Problem to work on
From the entries that follow, gather each line holding the word "heading".

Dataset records
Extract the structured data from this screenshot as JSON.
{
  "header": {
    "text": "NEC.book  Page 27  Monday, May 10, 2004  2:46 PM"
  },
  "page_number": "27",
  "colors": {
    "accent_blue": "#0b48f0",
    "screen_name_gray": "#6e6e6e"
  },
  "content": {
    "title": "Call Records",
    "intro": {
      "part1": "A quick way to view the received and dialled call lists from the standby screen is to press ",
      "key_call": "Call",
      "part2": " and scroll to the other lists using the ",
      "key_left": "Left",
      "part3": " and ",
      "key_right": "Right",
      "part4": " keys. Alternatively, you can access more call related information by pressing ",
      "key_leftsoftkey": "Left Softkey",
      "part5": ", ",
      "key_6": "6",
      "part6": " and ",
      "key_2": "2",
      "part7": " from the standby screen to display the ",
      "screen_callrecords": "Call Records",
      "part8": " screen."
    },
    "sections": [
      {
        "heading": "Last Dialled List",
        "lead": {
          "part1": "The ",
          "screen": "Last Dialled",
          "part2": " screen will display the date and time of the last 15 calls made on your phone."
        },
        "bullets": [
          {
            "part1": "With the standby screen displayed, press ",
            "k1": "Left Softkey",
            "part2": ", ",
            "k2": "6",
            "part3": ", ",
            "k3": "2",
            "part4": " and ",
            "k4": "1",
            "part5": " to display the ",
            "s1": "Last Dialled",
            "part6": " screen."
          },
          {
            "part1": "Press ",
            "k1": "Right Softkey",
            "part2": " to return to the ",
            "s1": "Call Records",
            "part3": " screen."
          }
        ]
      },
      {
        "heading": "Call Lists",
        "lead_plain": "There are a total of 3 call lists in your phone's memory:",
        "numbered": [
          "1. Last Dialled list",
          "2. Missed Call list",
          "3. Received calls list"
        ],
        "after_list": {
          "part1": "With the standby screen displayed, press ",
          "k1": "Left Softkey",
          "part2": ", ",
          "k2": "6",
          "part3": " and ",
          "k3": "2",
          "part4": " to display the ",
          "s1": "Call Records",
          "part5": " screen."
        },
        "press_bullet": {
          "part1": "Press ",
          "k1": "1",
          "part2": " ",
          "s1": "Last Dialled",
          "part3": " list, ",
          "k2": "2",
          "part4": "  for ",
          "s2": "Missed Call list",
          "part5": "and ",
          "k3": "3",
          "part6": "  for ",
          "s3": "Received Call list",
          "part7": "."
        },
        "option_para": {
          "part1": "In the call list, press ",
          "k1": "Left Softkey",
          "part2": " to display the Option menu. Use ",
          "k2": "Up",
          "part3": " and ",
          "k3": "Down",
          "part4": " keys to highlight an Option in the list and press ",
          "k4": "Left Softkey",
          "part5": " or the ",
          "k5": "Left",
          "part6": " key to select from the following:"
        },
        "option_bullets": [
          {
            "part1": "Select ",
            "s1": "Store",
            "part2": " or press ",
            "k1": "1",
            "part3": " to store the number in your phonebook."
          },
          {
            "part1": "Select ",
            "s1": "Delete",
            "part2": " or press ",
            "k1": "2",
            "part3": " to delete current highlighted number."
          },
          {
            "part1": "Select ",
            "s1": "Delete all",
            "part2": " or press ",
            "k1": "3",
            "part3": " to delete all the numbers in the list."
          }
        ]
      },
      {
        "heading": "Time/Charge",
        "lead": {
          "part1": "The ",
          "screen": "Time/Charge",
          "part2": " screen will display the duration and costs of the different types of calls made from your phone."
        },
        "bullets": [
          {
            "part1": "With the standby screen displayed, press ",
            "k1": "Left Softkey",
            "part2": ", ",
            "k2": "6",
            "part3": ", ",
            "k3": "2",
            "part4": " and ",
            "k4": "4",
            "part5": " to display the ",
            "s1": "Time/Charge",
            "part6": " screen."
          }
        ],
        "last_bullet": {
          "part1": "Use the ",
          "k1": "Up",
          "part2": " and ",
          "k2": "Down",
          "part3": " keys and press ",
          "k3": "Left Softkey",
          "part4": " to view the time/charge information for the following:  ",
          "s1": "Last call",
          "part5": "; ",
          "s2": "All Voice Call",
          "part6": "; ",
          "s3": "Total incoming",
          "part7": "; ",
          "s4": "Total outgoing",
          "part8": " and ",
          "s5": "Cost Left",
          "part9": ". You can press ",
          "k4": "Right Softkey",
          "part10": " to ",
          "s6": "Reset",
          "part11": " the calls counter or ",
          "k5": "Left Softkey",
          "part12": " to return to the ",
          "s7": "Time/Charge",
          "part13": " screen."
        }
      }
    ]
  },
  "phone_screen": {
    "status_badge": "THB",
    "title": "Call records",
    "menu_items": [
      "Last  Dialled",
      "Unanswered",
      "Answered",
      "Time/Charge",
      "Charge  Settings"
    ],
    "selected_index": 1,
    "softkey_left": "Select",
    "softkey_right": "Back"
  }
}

Reply to the exercise
        "heading": "Last Dialled List",
        "heading": "Call Lists",
        "heading": "Time/Charge",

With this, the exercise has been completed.